§ Input records:

■ ■ ■ ■

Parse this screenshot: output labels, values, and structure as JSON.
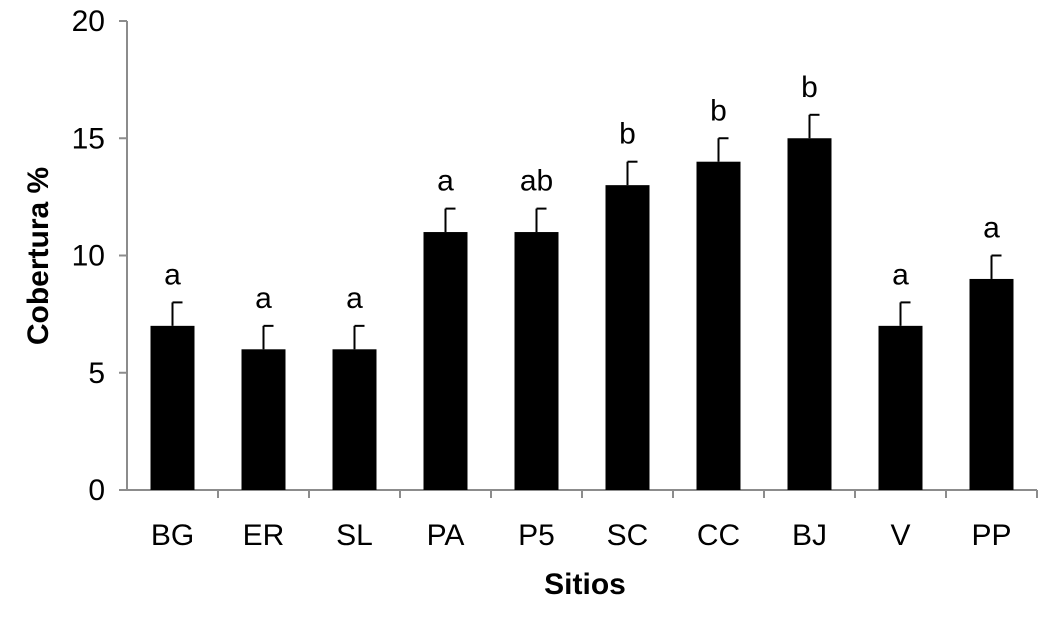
{
  "chart_data": {
    "type": "bar",
    "title": "",
    "xlabel": "Sitios",
    "ylabel": "Cobertura %",
    "ylim": [
      0,
      20
    ],
    "yticks": [
      0,
      5,
      10,
      15,
      20
    ],
    "grid": false,
    "legend": "none",
    "bar_color": "#000000",
    "categories": [
      "BG",
      "ER",
      "SL",
      "PA",
      "P5",
      "SC",
      "CC",
      "BJ",
      "V",
      "PP"
    ],
    "values": [
      7,
      6,
      6,
      11,
      11,
      13,
      14,
      15,
      7,
      9
    ],
    "error": [
      1,
      1,
      1,
      1,
      1,
      1,
      1,
      1,
      1,
      1
    ],
    "significance": [
      "a",
      "a",
      "a",
      "a",
      "ab",
      "b",
      "b",
      "b",
      "a",
      "a"
    ]
  }
}
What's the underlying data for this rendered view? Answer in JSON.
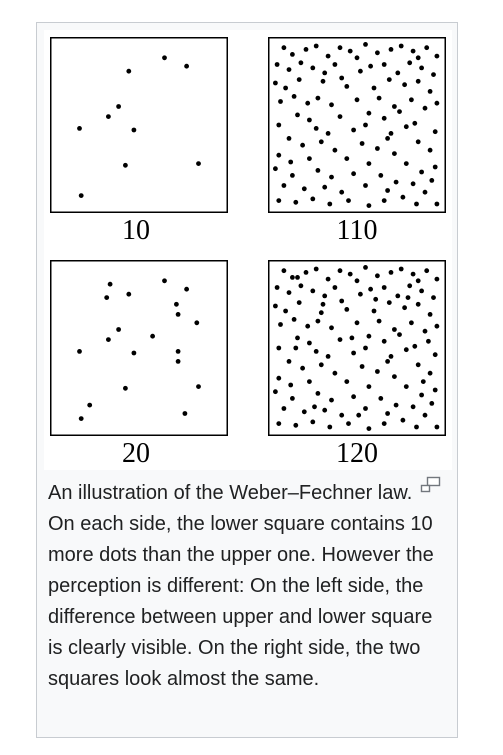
{
  "figure": {
    "panels": [
      {
        "label": "10",
        "dots": [
          [
            0.44,
            0.18
          ],
          [
            0.65,
            0.1
          ],
          [
            0.78,
            0.15
          ],
          [
            0.38,
            0.39
          ],
          [
            0.32,
            0.45
          ],
          [
            0.15,
            0.52
          ],
          [
            0.47,
            0.53
          ],
          [
            0.42,
            0.74
          ],
          [
            0.85,
            0.73
          ],
          [
            0.16,
            0.92
          ]
        ]
      },
      {
        "label": "110",
        "dots": [
          [
            0.07,
            0.04
          ],
          [
            0.12,
            0.08
          ],
          [
            0.2,
            0.05
          ],
          [
            0.26,
            0.03
          ],
          [
            0.33,
            0.09
          ],
          [
            0.4,
            0.04
          ],
          [
            0.46,
            0.06
          ],
          [
            0.55,
            0.02
          ],
          [
            0.62,
            0.07
          ],
          [
            0.7,
            0.05
          ],
          [
            0.76,
            0.03
          ],
          [
            0.83,
            0.06
          ],
          [
            0.91,
            0.04
          ],
          [
            0.97,
            0.09
          ],
          [
            0.03,
            0.14
          ],
          [
            0.1,
            0.17
          ],
          [
            0.17,
            0.13
          ],
          [
            0.24,
            0.16
          ],
          [
            0.31,
            0.19
          ],
          [
            0.37,
            0.14
          ],
          [
            0.52,
            0.18
          ],
          [
            0.58,
            0.15
          ],
          [
            0.66,
            0.14
          ],
          [
            0.74,
            0.19
          ],
          [
            0.81,
            0.13
          ],
          [
            0.88,
            0.16
          ],
          [
            0.95,
            0.2
          ],
          [
            0.02,
            0.25
          ],
          [
            0.08,
            0.28
          ],
          [
            0.3,
            0.24
          ],
          [
            0.44,
            0.27
          ],
          [
            0.6,
            0.28
          ],
          [
            0.69,
            0.23
          ],
          [
            0.78,
            0.26
          ],
          [
            0.86,
            0.24
          ],
          [
            0.93,
            0.3
          ],
          [
            0.05,
            0.36
          ],
          [
            0.13,
            0.33
          ],
          [
            0.21,
            0.37
          ],
          [
            0.27,
            0.34
          ],
          [
            0.35,
            0.38
          ],
          [
            0.5,
            0.35
          ],
          [
            0.63,
            0.34
          ],
          [
            0.72,
            0.39
          ],
          [
            0.82,
            0.35
          ],
          [
            0.9,
            0.4
          ],
          [
            0.97,
            0.37
          ],
          [
            0.15,
            0.44
          ],
          [
            0.22,
            0.47
          ],
          [
            0.4,
            0.45
          ],
          [
            0.57,
            0.43
          ],
          [
            0.66,
            0.46
          ],
          [
            0.75,
            0.42
          ],
          [
            0.84,
            0.49
          ],
          [
            0.04,
            0.5
          ],
          [
            0.26,
            0.52
          ],
          [
            0.33,
            0.55
          ],
          [
            0.48,
            0.53
          ],
          [
            0.7,
            0.55
          ],
          [
            0.79,
            0.51
          ],
          [
            0.96,
            0.54
          ],
          [
            0.1,
            0.58
          ],
          [
            0.18,
            0.62
          ],
          [
            0.29,
            0.6
          ],
          [
            0.37,
            0.65
          ],
          [
            0.53,
            0.61
          ],
          [
            0.62,
            0.64
          ],
          [
            0.72,
            0.67
          ],
          [
            0.86,
            0.6
          ],
          [
            0.93,
            0.65
          ],
          [
            0.04,
            0.68
          ],
          [
            0.22,
            0.7
          ],
          [
            0.44,
            0.7
          ],
          [
            0.57,
            0.73
          ],
          [
            0.79,
            0.73
          ],
          [
            0.88,
            0.78
          ],
          [
            0.96,
            0.75
          ],
          [
            0.02,
            0.76
          ],
          [
            0.12,
            0.8
          ],
          [
            0.27,
            0.77
          ],
          [
            0.35,
            0.81
          ],
          [
            0.48,
            0.79
          ],
          [
            0.64,
            0.8
          ],
          [
            0.73,
            0.84
          ],
          [
            0.83,
            0.85
          ],
          [
            0.94,
            0.83
          ],
          [
            0.07,
            0.86
          ],
          [
            0.19,
            0.88
          ],
          [
            0.31,
            0.87
          ],
          [
            0.41,
            0.9
          ],
          [
            0.55,
            0.86
          ],
          [
            0.68,
            0.89
          ],
          [
            0.77,
            0.93
          ],
          [
            0.9,
            0.9
          ],
          [
            0.04,
            0.95
          ],
          [
            0.14,
            0.96
          ],
          [
            0.24,
            0.94
          ],
          [
            0.34,
            0.97
          ],
          [
            0.45,
            0.95
          ],
          [
            0.57,
            0.98
          ],
          [
            0.66,
            0.95
          ],
          [
            0.85,
            0.97
          ],
          [
            0.97,
            0.97
          ],
          [
            0.5,
            0.1
          ],
          [
            0.86,
            0.1
          ],
          [
            0.41,
            0.22
          ],
          [
            0.16,
            0.23
          ],
          [
            0.55,
            0.5
          ],
          [
            0.11,
            0.72
          ],
          [
            0.68,
            0.58
          ]
        ]
      },
      {
        "label": "20",
        "dots": [
          [
            0.44,
            0.18
          ],
          [
            0.65,
            0.1
          ],
          [
            0.78,
            0.15
          ],
          [
            0.38,
            0.39
          ],
          [
            0.32,
            0.45
          ],
          [
            0.15,
            0.52
          ],
          [
            0.47,
            0.53
          ],
          [
            0.42,
            0.74
          ],
          [
            0.85,
            0.73
          ],
          [
            0.16,
            0.92
          ],
          [
            0.33,
            0.12
          ],
          [
            0.31,
            0.2
          ],
          [
            0.72,
            0.24
          ],
          [
            0.73,
            0.3
          ],
          [
            0.84,
            0.35
          ],
          [
            0.58,
            0.43
          ],
          [
            0.73,
            0.52
          ],
          [
            0.73,
            0.58
          ],
          [
            0.21,
            0.84
          ],
          [
            0.77,
            0.89
          ]
        ]
      },
      {
        "label": "120",
        "dots": [
          [
            0.07,
            0.04
          ],
          [
            0.12,
            0.08
          ],
          [
            0.2,
            0.05
          ],
          [
            0.26,
            0.03
          ],
          [
            0.33,
            0.09
          ],
          [
            0.4,
            0.04
          ],
          [
            0.46,
            0.06
          ],
          [
            0.55,
            0.02
          ],
          [
            0.62,
            0.07
          ],
          [
            0.7,
            0.05
          ],
          [
            0.76,
            0.03
          ],
          [
            0.83,
            0.06
          ],
          [
            0.91,
            0.04
          ],
          [
            0.97,
            0.09
          ],
          [
            0.03,
            0.14
          ],
          [
            0.1,
            0.17
          ],
          [
            0.17,
            0.13
          ],
          [
            0.24,
            0.16
          ],
          [
            0.31,
            0.19
          ],
          [
            0.37,
            0.14
          ],
          [
            0.52,
            0.18
          ],
          [
            0.58,
            0.15
          ],
          [
            0.66,
            0.14
          ],
          [
            0.74,
            0.19
          ],
          [
            0.81,
            0.13
          ],
          [
            0.88,
            0.16
          ],
          [
            0.95,
            0.2
          ],
          [
            0.02,
            0.25
          ],
          [
            0.08,
            0.28
          ],
          [
            0.3,
            0.24
          ],
          [
            0.44,
            0.27
          ],
          [
            0.6,
            0.28
          ],
          [
            0.69,
            0.23
          ],
          [
            0.78,
            0.26
          ],
          [
            0.86,
            0.24
          ],
          [
            0.93,
            0.3
          ],
          [
            0.05,
            0.36
          ],
          [
            0.13,
            0.33
          ],
          [
            0.21,
            0.37
          ],
          [
            0.27,
            0.34
          ],
          [
            0.35,
            0.38
          ],
          [
            0.5,
            0.35
          ],
          [
            0.63,
            0.34
          ],
          [
            0.72,
            0.39
          ],
          [
            0.82,
            0.35
          ],
          [
            0.9,
            0.4
          ],
          [
            0.97,
            0.37
          ],
          [
            0.15,
            0.44
          ],
          [
            0.22,
            0.47
          ],
          [
            0.4,
            0.45
          ],
          [
            0.57,
            0.43
          ],
          [
            0.66,
            0.46
          ],
          [
            0.75,
            0.42
          ],
          [
            0.84,
            0.49
          ],
          [
            0.04,
            0.5
          ],
          [
            0.26,
            0.52
          ],
          [
            0.33,
            0.55
          ],
          [
            0.48,
            0.53
          ],
          [
            0.7,
            0.55
          ],
          [
            0.79,
            0.51
          ],
          [
            0.96,
            0.54
          ],
          [
            0.1,
            0.58
          ],
          [
            0.18,
            0.62
          ],
          [
            0.29,
            0.6
          ],
          [
            0.37,
            0.65
          ],
          [
            0.53,
            0.61
          ],
          [
            0.62,
            0.64
          ],
          [
            0.72,
            0.67
          ],
          [
            0.86,
            0.6
          ],
          [
            0.93,
            0.65
          ],
          [
            0.04,
            0.68
          ],
          [
            0.22,
            0.7
          ],
          [
            0.44,
            0.7
          ],
          [
            0.57,
            0.73
          ],
          [
            0.79,
            0.73
          ],
          [
            0.88,
            0.78
          ],
          [
            0.96,
            0.75
          ],
          [
            0.02,
            0.76
          ],
          [
            0.12,
            0.8
          ],
          [
            0.27,
            0.77
          ],
          [
            0.35,
            0.81
          ],
          [
            0.48,
            0.79
          ],
          [
            0.64,
            0.8
          ],
          [
            0.73,
            0.84
          ],
          [
            0.83,
            0.85
          ],
          [
            0.94,
            0.83
          ],
          [
            0.07,
            0.86
          ],
          [
            0.19,
            0.88
          ],
          [
            0.31,
            0.87
          ],
          [
            0.41,
            0.9
          ],
          [
            0.55,
            0.86
          ],
          [
            0.68,
            0.89
          ],
          [
            0.77,
            0.93
          ],
          [
            0.9,
            0.9
          ],
          [
            0.04,
            0.95
          ],
          [
            0.14,
            0.96
          ],
          [
            0.24,
            0.94
          ],
          [
            0.34,
            0.97
          ],
          [
            0.45,
            0.95
          ],
          [
            0.57,
            0.98
          ],
          [
            0.66,
            0.95
          ],
          [
            0.85,
            0.97
          ],
          [
            0.97,
            0.97
          ],
          [
            0.5,
            0.1
          ],
          [
            0.86,
            0.1
          ],
          [
            0.41,
            0.22
          ],
          [
            0.16,
            0.23
          ],
          [
            0.55,
            0.5
          ],
          [
            0.11,
            0.72
          ],
          [
            0.68,
            0.58
          ],
          [
            0.15,
            0.08
          ],
          [
            0.29,
            0.29
          ],
          [
            0.47,
            0.44
          ],
          [
            0.61,
            0.21
          ],
          [
            0.8,
            0.2
          ],
          [
            0.92,
            0.46
          ],
          [
            0.14,
            0.5
          ],
          [
            0.25,
            0.85
          ],
          [
            0.51,
            0.9
          ],
          [
            0.89,
            0.7
          ]
        ]
      }
    ]
  },
  "caption": {
    "text": "An illustration of the Weber–Fechner law. On each side, the lower square contains 10 more dots than the upper one. However the perception is different: On the left side, the difference between upper and lower square is clearly visible. On the right side, the two squares look almost the same."
  },
  "icons": {
    "magnify": "magnify-icon"
  }
}
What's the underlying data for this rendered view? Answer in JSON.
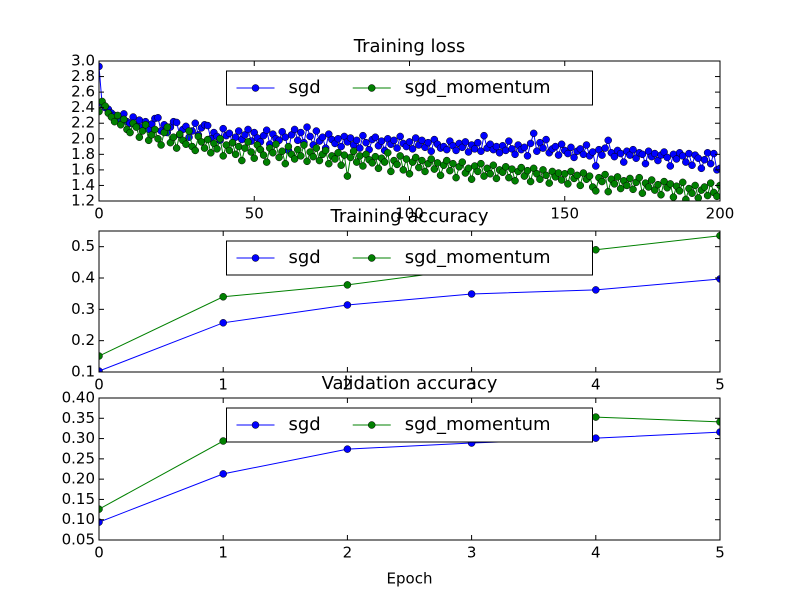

■ ■ ■ ■

§ Short problem: Using the records given above, list every line that includes the word "values".

§ Completed exercise:
Parse this screenshot: output labels, values, and structure as JSON.
    "values": [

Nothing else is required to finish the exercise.